--- RECORDED DATA ---
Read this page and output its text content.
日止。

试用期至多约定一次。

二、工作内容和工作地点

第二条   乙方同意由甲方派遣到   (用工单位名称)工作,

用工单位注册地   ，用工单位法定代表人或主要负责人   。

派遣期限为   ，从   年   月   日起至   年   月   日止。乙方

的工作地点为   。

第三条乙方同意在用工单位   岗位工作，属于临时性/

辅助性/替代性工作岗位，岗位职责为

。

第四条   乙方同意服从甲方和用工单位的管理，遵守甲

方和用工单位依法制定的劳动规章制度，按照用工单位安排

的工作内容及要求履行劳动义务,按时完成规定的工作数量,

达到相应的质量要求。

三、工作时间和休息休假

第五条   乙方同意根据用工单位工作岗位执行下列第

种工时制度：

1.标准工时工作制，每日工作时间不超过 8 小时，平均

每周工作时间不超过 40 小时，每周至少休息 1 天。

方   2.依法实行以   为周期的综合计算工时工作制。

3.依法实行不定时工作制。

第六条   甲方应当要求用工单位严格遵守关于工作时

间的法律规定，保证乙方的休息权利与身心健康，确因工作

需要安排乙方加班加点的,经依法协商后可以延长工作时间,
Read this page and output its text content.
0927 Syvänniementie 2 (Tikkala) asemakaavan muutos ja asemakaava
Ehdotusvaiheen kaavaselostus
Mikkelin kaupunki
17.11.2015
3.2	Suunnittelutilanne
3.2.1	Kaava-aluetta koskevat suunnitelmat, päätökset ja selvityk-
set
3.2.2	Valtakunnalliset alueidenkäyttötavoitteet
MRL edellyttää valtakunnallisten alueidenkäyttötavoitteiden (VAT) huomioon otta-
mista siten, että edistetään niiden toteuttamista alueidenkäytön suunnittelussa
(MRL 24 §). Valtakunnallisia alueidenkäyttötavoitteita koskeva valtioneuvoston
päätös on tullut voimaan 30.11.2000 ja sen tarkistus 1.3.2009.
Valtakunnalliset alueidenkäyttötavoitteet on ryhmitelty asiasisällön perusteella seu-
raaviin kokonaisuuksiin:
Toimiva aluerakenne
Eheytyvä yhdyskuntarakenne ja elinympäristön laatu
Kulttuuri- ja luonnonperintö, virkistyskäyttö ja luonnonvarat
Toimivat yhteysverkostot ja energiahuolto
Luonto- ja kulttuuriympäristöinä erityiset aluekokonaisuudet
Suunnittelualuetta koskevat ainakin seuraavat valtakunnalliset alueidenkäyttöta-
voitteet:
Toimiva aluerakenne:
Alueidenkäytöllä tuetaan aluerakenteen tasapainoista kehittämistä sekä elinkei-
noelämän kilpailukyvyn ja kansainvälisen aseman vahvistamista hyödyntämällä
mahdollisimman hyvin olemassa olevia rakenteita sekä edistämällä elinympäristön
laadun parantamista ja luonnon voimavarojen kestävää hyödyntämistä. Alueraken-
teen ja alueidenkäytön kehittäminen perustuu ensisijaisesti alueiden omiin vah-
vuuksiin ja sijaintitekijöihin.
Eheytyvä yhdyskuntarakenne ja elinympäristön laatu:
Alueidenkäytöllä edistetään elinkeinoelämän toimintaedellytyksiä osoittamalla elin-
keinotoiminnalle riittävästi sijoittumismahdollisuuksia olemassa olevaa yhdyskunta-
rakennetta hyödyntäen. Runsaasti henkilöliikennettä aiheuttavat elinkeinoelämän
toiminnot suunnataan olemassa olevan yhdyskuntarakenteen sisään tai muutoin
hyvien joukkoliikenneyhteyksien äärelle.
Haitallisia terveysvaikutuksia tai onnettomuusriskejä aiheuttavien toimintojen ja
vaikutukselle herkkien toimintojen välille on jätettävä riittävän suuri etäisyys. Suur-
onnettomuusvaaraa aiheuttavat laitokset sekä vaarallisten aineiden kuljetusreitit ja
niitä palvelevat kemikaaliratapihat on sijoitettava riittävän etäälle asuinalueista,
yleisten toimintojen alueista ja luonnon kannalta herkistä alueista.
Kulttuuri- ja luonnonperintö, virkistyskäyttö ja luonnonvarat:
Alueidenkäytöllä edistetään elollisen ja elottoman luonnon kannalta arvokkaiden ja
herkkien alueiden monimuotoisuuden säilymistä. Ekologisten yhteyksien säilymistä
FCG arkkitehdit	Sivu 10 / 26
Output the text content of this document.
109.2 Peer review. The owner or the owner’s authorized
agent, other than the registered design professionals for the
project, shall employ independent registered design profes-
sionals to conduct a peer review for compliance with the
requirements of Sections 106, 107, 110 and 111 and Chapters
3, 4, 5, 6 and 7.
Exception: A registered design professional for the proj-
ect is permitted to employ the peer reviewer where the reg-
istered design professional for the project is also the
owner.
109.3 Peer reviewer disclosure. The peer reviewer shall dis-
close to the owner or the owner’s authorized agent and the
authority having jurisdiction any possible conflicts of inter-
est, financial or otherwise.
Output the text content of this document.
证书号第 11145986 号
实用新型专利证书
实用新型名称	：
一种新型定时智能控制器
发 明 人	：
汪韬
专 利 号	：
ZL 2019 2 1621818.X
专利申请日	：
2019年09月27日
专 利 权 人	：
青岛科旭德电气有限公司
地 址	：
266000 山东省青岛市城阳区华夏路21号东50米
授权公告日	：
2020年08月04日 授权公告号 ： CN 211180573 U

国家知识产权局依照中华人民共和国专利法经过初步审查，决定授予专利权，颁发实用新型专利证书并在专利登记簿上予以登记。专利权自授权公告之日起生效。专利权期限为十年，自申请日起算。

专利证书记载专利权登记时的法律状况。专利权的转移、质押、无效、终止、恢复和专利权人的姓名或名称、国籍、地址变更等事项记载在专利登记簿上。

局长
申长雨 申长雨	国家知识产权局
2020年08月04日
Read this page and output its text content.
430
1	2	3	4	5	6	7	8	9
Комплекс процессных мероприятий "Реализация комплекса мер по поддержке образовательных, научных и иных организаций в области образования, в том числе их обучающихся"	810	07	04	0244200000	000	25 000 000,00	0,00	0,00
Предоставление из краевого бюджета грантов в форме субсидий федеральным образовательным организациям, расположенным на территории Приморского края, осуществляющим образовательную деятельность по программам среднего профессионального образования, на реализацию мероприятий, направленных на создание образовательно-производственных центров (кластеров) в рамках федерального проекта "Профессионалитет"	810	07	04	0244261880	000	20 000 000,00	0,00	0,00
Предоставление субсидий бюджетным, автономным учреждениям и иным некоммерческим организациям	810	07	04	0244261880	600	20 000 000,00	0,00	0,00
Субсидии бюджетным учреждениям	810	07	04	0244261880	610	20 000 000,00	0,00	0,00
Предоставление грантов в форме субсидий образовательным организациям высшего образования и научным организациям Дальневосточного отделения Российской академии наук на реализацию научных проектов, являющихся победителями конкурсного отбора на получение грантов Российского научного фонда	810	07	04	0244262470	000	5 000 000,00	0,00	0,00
---
▶ TO DO
Report how many lines of the records above contain the word "реализацию", and give only that number.

▶ RIGHT ANSWER
2